* **SHORT PROBLEM**: Set down each entry from the block beneath, exactly as written.

Stored data:
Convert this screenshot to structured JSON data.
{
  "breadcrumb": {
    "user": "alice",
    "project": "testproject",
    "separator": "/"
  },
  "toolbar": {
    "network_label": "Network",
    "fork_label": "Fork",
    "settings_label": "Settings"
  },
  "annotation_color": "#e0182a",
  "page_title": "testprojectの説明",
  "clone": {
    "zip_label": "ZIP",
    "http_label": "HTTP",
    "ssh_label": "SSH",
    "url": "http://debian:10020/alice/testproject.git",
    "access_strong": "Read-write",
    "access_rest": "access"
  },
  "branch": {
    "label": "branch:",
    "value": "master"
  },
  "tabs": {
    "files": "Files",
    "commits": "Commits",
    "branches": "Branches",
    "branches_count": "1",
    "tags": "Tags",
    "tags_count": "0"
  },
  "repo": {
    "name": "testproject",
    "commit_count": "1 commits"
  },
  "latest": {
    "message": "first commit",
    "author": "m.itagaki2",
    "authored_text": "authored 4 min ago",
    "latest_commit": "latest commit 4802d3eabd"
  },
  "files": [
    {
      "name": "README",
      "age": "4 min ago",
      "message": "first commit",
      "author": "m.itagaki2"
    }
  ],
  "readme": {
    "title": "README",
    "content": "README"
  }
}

* **THE ANSWER**:
Convert this screenshot to structured JSON data.
{
  "breadcrumb": {
    "user": "alice",
    "project": "testproject",
    "separator": "/"
  },
  "toolbar": {
    "network_label": "Network",
    "fork_label": "Fork",
    "settings_label": "Settings"
  },
  "annotation_color": "#e0182a",
  "page_title": "testprojectの説明",
  "clone": {
    "zip_label": "ZIP",
    "http_label": "HTTP",
    "ssh_label": "SSH",
    "url": "http://debian:10020/alice/testproject.git",
    "access_strong": "Read-write",
    "access_rest": "access"
  },
  "branch": {
    "label": "branch:",
    "value": "master"
  },
  "tabs": {
    "files": "Files",
    "commits": "Commits",
    "branches": "Branches",
    "branches_count": "1",
    "tags": "Tags",
    "tags_count": "0"
  },
  "repo": {
    "name": "testproject",
    "commit_count": "1 commits"
  },
  "latest": {
    "message": "first commit",
    "author": "m.itagaki2",
    "authored_text": "authored 4 min ago",
    "latest_commit": "latest commit 4802d3eabd"
  },
  "files": [
    {
      "name": "README",
      "age": "4 min ago",
      "message": "first commit",
      "author": "m.itagaki2"
    }
  ],
  "readme": {
    "title": "README",
    "content": "README"
  }
}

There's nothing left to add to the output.